(Figure data in JSON)
**********

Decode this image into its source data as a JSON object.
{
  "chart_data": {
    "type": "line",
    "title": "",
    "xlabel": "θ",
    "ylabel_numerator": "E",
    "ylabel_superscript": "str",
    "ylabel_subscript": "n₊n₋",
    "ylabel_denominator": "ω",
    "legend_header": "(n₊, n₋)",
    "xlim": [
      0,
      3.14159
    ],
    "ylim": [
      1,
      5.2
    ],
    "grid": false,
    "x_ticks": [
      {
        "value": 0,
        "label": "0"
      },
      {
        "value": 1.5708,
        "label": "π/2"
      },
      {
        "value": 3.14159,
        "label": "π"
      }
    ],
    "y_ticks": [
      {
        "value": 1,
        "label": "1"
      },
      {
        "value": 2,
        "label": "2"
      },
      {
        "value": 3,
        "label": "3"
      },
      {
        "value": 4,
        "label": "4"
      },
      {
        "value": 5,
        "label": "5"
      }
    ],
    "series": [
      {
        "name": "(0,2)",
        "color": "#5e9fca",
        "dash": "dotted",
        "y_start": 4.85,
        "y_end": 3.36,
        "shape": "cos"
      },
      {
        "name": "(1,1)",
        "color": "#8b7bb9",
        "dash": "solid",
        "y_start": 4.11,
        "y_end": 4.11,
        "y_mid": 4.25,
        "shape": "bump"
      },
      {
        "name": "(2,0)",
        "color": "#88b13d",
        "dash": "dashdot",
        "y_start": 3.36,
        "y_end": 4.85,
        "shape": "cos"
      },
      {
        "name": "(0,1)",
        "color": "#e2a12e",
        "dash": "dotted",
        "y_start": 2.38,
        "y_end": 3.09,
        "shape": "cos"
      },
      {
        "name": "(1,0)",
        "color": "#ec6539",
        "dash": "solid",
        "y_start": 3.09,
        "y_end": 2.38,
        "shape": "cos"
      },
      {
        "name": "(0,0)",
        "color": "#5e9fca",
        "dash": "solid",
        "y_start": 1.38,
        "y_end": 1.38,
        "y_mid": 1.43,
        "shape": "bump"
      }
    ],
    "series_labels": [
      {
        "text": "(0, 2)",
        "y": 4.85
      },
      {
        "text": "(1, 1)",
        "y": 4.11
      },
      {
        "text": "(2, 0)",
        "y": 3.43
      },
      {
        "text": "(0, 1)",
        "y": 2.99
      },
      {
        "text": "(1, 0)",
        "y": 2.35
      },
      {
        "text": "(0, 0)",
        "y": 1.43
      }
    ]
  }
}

**********

• **TASK**
Identify each line in the records above containing the word "text"; copy those lines.

• **ANSWER BELOW**
        "text": "(0, 2)",
        "text": "(1, 1)",
        "text": "(2, 0)",
        "text": "(0, 1)",
        "text": "(1, 0)",
        "text": "(0, 0)",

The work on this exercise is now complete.